**Task requirements:**
Repeat all of the material exactly as given.

###

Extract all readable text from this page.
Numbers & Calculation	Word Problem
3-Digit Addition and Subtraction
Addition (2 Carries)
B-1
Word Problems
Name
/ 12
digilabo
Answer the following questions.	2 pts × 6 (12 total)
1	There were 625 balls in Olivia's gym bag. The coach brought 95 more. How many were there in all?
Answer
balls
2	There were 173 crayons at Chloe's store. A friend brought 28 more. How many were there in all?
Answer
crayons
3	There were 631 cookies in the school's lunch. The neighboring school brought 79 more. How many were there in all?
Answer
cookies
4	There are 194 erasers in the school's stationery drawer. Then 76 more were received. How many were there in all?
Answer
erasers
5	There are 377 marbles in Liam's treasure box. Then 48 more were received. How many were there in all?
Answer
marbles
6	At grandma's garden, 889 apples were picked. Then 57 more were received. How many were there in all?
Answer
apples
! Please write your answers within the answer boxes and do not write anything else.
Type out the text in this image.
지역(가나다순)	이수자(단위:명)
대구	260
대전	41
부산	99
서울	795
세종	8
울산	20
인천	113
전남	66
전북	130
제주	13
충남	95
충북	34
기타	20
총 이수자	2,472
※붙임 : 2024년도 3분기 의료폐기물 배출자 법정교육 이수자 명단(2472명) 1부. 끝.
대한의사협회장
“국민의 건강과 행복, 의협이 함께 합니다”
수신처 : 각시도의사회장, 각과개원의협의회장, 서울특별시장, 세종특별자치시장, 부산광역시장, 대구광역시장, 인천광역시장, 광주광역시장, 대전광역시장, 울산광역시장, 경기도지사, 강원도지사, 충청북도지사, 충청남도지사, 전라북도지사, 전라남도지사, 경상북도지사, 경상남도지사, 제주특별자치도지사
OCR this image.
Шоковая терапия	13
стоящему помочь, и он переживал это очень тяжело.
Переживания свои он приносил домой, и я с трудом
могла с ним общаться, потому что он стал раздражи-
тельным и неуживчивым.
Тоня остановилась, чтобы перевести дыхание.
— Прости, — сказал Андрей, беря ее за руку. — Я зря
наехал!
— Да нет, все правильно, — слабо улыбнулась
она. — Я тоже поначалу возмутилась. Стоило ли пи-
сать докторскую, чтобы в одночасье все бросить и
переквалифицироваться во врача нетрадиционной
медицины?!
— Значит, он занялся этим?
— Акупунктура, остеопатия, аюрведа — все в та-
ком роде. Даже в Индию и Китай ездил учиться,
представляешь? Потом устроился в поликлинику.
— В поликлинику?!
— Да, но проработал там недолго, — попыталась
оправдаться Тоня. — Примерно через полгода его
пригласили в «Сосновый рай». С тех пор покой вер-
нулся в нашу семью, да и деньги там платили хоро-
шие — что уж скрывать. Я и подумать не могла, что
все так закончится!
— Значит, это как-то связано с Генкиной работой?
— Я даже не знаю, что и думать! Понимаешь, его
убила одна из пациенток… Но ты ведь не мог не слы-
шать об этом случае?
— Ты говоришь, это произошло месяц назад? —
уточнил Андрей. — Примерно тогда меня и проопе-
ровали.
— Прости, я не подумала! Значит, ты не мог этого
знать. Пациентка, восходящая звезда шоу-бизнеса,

###

**Exercise solution:**
Extract all readable text from this page.
Numbers & Calculation	Word Problem
3-Digit Addition and Subtraction
Addition (2 Carries)
B-1
Word Problems
Name
/ 12
digilabo
Answer the following questions.	2 pts × 6 (12 total)
1	There were 625 balls in Olivia's gym bag. The coach brought 95 more. How many were there in all?
Answer
balls
2	There were 173 crayons at Chloe's store. A friend brought 28 more. How many were there in all?
Answer
crayons
3	There were 631 cookies in the school's lunch. The neighboring school brought 79 more. How many were there in all?
Answer
cookies
4	There are 194 erasers in the school's stationery drawer. Then 76 more were received. How many were there in all?
Answer
erasers
5	There are 377 marbles in Liam's treasure box. Then 48 more were received. How many were there in all?
Answer
marbles
6	At grandma's garden, 889 apples were picked. Then 57 more were received. How many were there in all?
Answer
apples
! Please write your answers within the answer boxes and do not write anything else.
Type out the text in this image.
지역(가나다순)	이수자(단위:명)
대구	260
대전	41
부산	99
서울	795
세종	8
울산	20
인천	113
전남	66
전북	130
제주	13
충남	95
충북	34
기타	20
총 이수자	2,472
※붙임 : 2024년도 3분기 의료폐기물 배출자 법정교육 이수자 명단(2472명) 1부. 끝.
대한의사협회장
“국민의 건강과 행복, 의협이 함께 합니다”
수신처 : 각시도의사회장, 각과개원의협의회장, 서울특별시장, 세종특별자치시장, 부산광역시장, 대구광역시장, 인천광역시장, 광주광역시장, 대전광역시장, 울산광역시장, 경기도지사, 강원도지사, 충청북도지사, 충청남도지사, 전라북도지사, 전라남도지사, 경상북도지사, 경상남도지사, 제주특별자치도지사
OCR this image.
Шоковая терапия	13
стоящему помочь, и он переживал это очень тяжело.
Переживания свои он приносил домой, и я с трудом
могла с ним общаться, потому что он стал раздражи-
тельным и неуживчивым.
Тоня остановилась, чтобы перевести дыхание.
— Прости, — сказал Андрей, беря ее за руку. — Я зря
наехал!
— Да нет, все правильно, — слабо улыбнулась
она. — Я тоже поначалу возмутилась. Стоило ли пи-
сать докторскую, чтобы в одночасье все бросить и
переквалифицироваться во врача нетрадиционной
медицины?!
— Значит, он занялся этим?
— Акупунктура, остеопатия, аюрведа — все в та-
ком роде. Даже в Индию и Китай ездил учиться,
представляешь? Потом устроился в поликлинику.
— В поликлинику?!
— Да, но проработал там недолго, — попыталась
оправдаться Тоня. — Примерно через полгода его
пригласили в «Сосновый рай». С тех пор покой вер-
нулся в нашу семью, да и деньги там платили хоро-
шие — что уж скрывать. Я и подумать не могла, что
все так закончится!
— Значит, это как-то связано с Генкиной работой?
— Я даже не знаю, что и думать! Понимаешь, его
убила одна из пациенток… Но ты ведь не мог не слы-
шать об этом случае?
— Ты говоришь, это произошло месяц назад? —
уточнил Андрей. — Примерно тогда меня и проопе-
ровали.
— Прости, я не подумала! Значит, ты не мог этого
знать. Пациентка, восходящая звезда шоу-бизнеса,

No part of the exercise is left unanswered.